- **What you have to do**: Report every line below that holds the word "xlabel".

─── Listed entries

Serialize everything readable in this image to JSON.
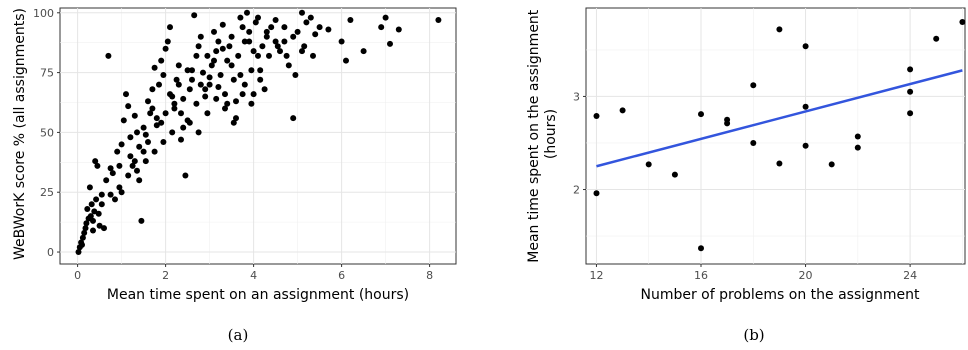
{
  "chart_data": [
    {
      "type": "scatter",
      "caption": "(a)",
      "xlabel": "Mean time spent on an assignment (hours)",
      "ylabel": "WeBWorK score % (all assignments)",
      "xlim": [
        -0.4,
        8.6
      ],
      "ylim": [
        -5,
        102
      ],
      "xticks": [
        0,
        2,
        4,
        6,
        8
      ],
      "yticks": [
        0,
        25,
        50,
        75,
        100
      ],
      "grid": true,
      "points": [
        [
          0.02,
          0
        ],
        [
          0.05,
          2
        ],
        [
          0.08,
          4
        ],
        [
          0.1,
          3
        ],
        [
          0.12,
          6
        ],
        [
          0.15,
          8
        ],
        [
          0.18,
          10
        ],
        [
          0.2,
          12
        ],
        [
          0.22,
          18
        ],
        [
          0.25,
          14
        ],
        [
          0.28,
          27
        ],
        [
          0.3,
          15
        ],
        [
          0.32,
          20
        ],
        [
          0.35,
          13
        ],
        [
          0.38,
          17
        ],
        [
          0.4,
          38
        ],
        [
          0.42,
          22
        ],
        [
          0.45,
          36
        ],
        [
          0.48,
          16
        ],
        [
          0.5,
          11
        ],
        [
          0.55,
          24
        ],
        [
          0.6,
          10
        ],
        [
          0.65,
          30
        ],
        [
          0.7,
          82
        ],
        [
          0.75,
          35
        ],
        [
          0.8,
          33
        ],
        [
          0.85,
          22
        ],
        [
          0.9,
          42
        ],
        [
          0.95,
          27
        ],
        [
          1.0,
          25
        ],
        [
          1.05,
          55
        ],
        [
          1.1,
          66
        ],
        [
          1.15,
          61
        ],
        [
          1.2,
          48
        ],
        [
          1.25,
          36
        ],
        [
          1.3,
          38
        ],
        [
          1.35,
          50
        ],
        [
          1.4,
          30
        ],
        [
          1.45,
          13
        ],
        [
          1.5,
          42
        ],
        [
          1.55,
          49
        ],
        [
          1.6,
          63
        ],
        [
          1.65,
          58
        ],
        [
          1.7,
          68
        ],
        [
          1.75,
          77
        ],
        [
          1.8,
          56
        ],
        [
          1.85,
          70
        ],
        [
          1.9,
          80
        ],
        [
          1.95,
          74
        ],
        [
          2.0,
          85
        ],
        [
          2.05,
          88
        ],
        [
          2.1,
          94
        ],
        [
          2.15,
          65
        ],
        [
          2.2,
          60
        ],
        [
          2.25,
          72
        ],
        [
          2.3,
          78
        ],
        [
          2.35,
          47
        ],
        [
          2.4,
          52
        ],
        [
          2.45,
          32
        ],
        [
          2.5,
          55
        ],
        [
          2.55,
          68
        ],
        [
          2.6,
          72
        ],
        [
          2.65,
          99
        ],
        [
          2.7,
          82
        ],
        [
          2.75,
          86
        ],
        [
          2.8,
          90
        ],
        [
          2.85,
          75
        ],
        [
          2.9,
          65
        ],
        [
          2.95,
          58
        ],
        [
          3.0,
          70
        ],
        [
          3.05,
          78
        ],
        [
          3.1,
          92
        ],
        [
          3.15,
          84
        ],
        [
          3.2,
          88
        ],
        [
          3.25,
          74
        ],
        [
          3.3,
          95
        ],
        [
          3.35,
          66
        ],
        [
          3.4,
          80
        ],
        [
          3.45,
          86
        ],
        [
          3.5,
          90
        ],
        [
          3.55,
          72
        ],
        [
          3.6,
          63
        ],
        [
          3.65,
          82
        ],
        [
          3.7,
          98
        ],
        [
          3.75,
          94
        ],
        [
          3.8,
          88
        ],
        [
          3.85,
          100
        ],
        [
          3.9,
          92
        ],
        [
          3.95,
          76
        ],
        [
          4.0,
          84
        ],
        [
          4.05,
          96
        ],
        [
          4.1,
          98
        ],
        [
          4.15,
          72
        ],
        [
          4.2,
          86
        ],
        [
          4.25,
          68
        ],
        [
          4.3,
          90
        ],
        [
          4.4,
          94
        ],
        [
          4.5,
          97
        ],
        [
          4.6,
          84
        ],
        [
          4.7,
          88
        ],
        [
          4.8,
          78
        ],
        [
          4.9,
          56
        ],
        [
          5.0,
          92
        ],
        [
          5.1,
          84
        ],
        [
          5.2,
          96
        ],
        [
          5.3,
          98
        ],
        [
          5.4,
          91
        ],
        [
          5.5,
          94
        ],
        [
          5.7,
          93
        ],
        [
          6.0,
          88
        ],
        [
          6.1,
          80
        ],
        [
          6.2,
          97
        ],
        [
          6.5,
          84
        ],
        [
          6.9,
          94
        ],
        [
          7.0,
          98
        ],
        [
          7.1,
          87
        ],
        [
          7.3,
          93
        ],
        [
          8.2,
          97
        ],
        [
          1.3,
          57
        ],
        [
          1.5,
          52
        ],
        [
          1.7,
          60
        ],
        [
          1.9,
          54
        ],
        [
          2.1,
          66
        ],
        [
          2.3,
          70
        ],
        [
          2.5,
          76
        ],
        [
          2.7,
          62
        ],
        [
          2.9,
          68
        ],
        [
          3.1,
          80
        ],
        [
          3.3,
          85
        ],
        [
          3.5,
          78
        ],
        [
          3.7,
          74
        ],
        [
          3.9,
          88
        ],
        [
          4.1,
          82
        ],
        [
          4.3,
          92
        ],
        [
          4.5,
          88
        ],
        [
          4.7,
          94
        ],
        [
          4.9,
          90
        ],
        [
          5.1,
          100
        ],
        [
          1.0,
          45
        ],
        [
          1.2,
          40
        ],
        [
          1.4,
          44
        ],
        [
          1.6,
          46
        ],
        [
          1.8,
          53
        ],
        [
          2.0,
          58
        ],
        [
          2.2,
          62
        ],
        [
          2.4,
          64
        ],
        [
          2.6,
          76
        ],
        [
          2.8,
          70
        ],
        [
          3.0,
          73
        ],
        [
          3.2,
          69
        ],
        [
          3.4,
          62
        ],
        [
          3.6,
          56
        ],
        [
          3.8,
          70
        ],
        [
          4.0,
          66
        ],
        [
          0.35,
          9
        ],
        [
          0.55,
          20
        ],
        [
          0.75,
          24
        ],
        [
          0.95,
          36
        ],
        [
          1.15,
          32
        ],
        [
          1.35,
          34
        ],
        [
          1.55,
          38
        ],
        [
          1.75,
          42
        ],
        [
          1.95,
          46
        ],
        [
          2.15,
          50
        ],
        [
          2.35,
          58
        ],
        [
          2.55,
          54
        ],
        [
          2.75,
          50
        ],
        [
          2.95,
          82
        ],
        [
          3.15,
          64
        ],
        [
          3.35,
          60
        ],
        [
          3.55,
          54
        ],
        [
          3.75,
          66
        ],
        [
          3.95,
          62
        ],
        [
          4.15,
          76
        ],
        [
          4.35,
          82
        ],
        [
          4.55,
          86
        ],
        [
          4.75,
          82
        ],
        [
          4.95,
          74
        ],
        [
          5.15,
          86
        ],
        [
          5.35,
          82
        ]
      ]
    },
    {
      "type": "scatter",
      "caption": "(b)",
      "xlabel": "Number of problems on the assignment",
      "ylabel": "Mean time spent on the assignment (hours)",
      "xlim": [
        11.6,
        26.1
      ],
      "ylim": [
        1.2,
        3.95
      ],
      "xticks": [
        12,
        16,
        20,
        24
      ],
      "yticks": [
        2,
        3
      ],
      "grid": true,
      "trendline": {
        "x": [
          12,
          26
        ],
        "y": [
          2.25,
          3.28
        ],
        "color": "#3355dd"
      },
      "points": [
        [
          12,
          2.79
        ],
        [
          12,
          1.96
        ],
        [
          13,
          2.85
        ],
        [
          14,
          2.27
        ],
        [
          15,
          2.16
        ],
        [
          16,
          2.81
        ],
        [
          16,
          1.37
        ],
        [
          17,
          2.75
        ],
        [
          17,
          2.71
        ],
        [
          18,
          3.12
        ],
        [
          18,
          2.5
        ],
        [
          19,
          3.72
        ],
        [
          19,
          2.28
        ],
        [
          20,
          3.54
        ],
        [
          20,
          2.89
        ],
        [
          20,
          2.47
        ],
        [
          21,
          2.27
        ],
        [
          22,
          2.57
        ],
        [
          22,
          2.45
        ],
        [
          24,
          3.29
        ],
        [
          24,
          3.05
        ],
        [
          24,
          2.82
        ],
        [
          25,
          3.62
        ],
        [
          26,
          3.8
        ]
      ]
    }
  ]
}
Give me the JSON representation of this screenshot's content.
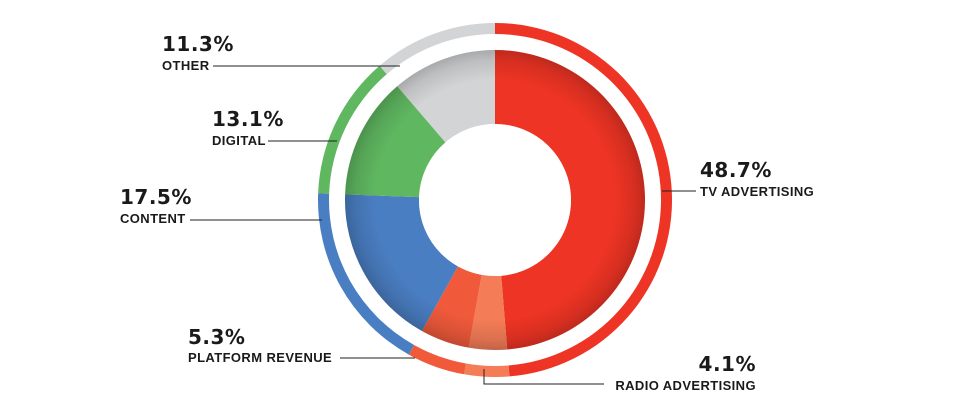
{
  "chart_data": {
    "type": "pie",
    "title": "",
    "slices": [
      {
        "label": "TV ADVERTISING",
        "value": 48.7,
        "display": "48.7%",
        "color": "#ee3424"
      },
      {
        "label": "RADIO ADVERTISING",
        "value": 4.1,
        "display": "4.1%",
        "color": "#f47c57"
      },
      {
        "label": "PLATFORM REVENUE",
        "value": 5.3,
        "display": "5.3%",
        "color": "#f05a3b"
      },
      {
        "label": "CONTENT",
        "value": 17.5,
        "display": "17.5%",
        "color": "#4a7ec2"
      },
      {
        "label": "DIGITAL",
        "value": 13.1,
        "display": "13.1%",
        "color": "#5fb760"
      },
      {
        "label": "OTHER",
        "value": 11.3,
        "display": "11.3%",
        "color": "#d3d4d6"
      }
    ],
    "style": "donut with outer ring",
    "legend": "none"
  }
}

──────

- **Exercise response**:
      "xlabel": "Mean time spent on an assignment (hours)",
      "xlabel": "Number of problems on the assignment",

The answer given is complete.